## Begin Working data
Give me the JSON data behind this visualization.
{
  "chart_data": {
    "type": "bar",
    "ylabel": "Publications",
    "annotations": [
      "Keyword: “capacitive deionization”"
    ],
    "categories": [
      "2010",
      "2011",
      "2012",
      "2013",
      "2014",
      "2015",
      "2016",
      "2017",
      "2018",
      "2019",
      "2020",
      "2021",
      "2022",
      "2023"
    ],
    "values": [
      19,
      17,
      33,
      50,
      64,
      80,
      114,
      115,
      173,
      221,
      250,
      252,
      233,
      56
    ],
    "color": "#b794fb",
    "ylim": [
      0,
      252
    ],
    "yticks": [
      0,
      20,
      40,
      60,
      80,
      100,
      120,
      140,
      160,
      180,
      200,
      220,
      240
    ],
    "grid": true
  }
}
## End Working data
- [Aim] Reproduce the listing in full. Keep it exactly as written.

- [Task answer]
Give me the JSON data behind this visualization.
{
  "chart_data": {
    "type": "bar",
    "ylabel": "Publications",
    "annotations": [
      "Keyword: “capacitive deionization”"
    ],
    "categories": [
      "2010",
      "2011",
      "2012",
      "2013",
      "2014",
      "2015",
      "2016",
      "2017",
      "2018",
      "2019",
      "2020",
      "2021",
      "2022",
      "2023"
    ],
    "values": [
      19,
      17,
      33,
      50,
      64,
      80,
      114,
      115,
      173,
      221,
      250,
      252,
      233,
      56
    ],
    "color": "#b794fb",
    "ylim": [
      0,
      252
    ],
    "yticks": [
      0,
      20,
      40,
      60,
      80,
      100,
      120,
      140,
      160,
      180,
      200,
      220,
      240
    ],
    "grid": true
  }
}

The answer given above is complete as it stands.